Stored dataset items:
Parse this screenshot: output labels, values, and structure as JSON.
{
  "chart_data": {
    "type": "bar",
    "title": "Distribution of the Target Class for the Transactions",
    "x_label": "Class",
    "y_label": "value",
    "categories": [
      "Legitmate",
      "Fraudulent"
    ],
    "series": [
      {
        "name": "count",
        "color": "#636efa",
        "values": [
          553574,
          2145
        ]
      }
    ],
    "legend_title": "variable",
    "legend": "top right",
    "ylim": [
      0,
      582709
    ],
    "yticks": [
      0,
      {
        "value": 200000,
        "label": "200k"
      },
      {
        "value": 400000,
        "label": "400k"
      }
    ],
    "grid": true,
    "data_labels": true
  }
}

* * *

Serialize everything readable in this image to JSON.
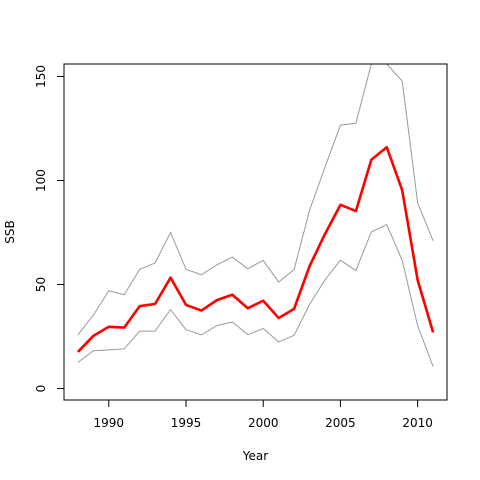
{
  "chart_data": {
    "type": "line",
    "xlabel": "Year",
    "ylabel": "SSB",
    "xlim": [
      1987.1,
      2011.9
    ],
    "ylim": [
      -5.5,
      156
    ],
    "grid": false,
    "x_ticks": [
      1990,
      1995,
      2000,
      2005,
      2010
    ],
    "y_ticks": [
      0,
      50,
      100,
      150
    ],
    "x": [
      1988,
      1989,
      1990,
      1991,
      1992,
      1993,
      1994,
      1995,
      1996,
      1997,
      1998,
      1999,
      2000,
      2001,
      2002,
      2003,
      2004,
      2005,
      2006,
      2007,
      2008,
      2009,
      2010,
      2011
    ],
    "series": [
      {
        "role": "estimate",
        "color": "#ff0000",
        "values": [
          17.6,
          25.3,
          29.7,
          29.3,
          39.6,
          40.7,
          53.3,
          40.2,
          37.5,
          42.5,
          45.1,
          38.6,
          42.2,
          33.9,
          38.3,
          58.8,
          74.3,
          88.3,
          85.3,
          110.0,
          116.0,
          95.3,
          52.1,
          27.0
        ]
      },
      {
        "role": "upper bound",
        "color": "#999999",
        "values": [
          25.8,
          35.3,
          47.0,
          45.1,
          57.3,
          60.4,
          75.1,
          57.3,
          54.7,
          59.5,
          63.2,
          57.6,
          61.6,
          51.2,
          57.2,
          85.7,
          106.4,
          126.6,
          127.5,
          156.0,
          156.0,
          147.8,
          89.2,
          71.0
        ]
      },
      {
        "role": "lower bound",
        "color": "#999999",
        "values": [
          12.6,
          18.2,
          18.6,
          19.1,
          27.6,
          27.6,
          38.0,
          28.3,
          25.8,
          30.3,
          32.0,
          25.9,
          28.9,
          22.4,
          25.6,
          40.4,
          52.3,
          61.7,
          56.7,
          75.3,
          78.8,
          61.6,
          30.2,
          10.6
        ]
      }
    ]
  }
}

GOAL
Copy out each line of the data where the string "color" appears.

RESULT OF THIS TASK
        "color": "#636efa",
        "color": "#ff0000",
        "color": "#999999",
        "color": "#999999",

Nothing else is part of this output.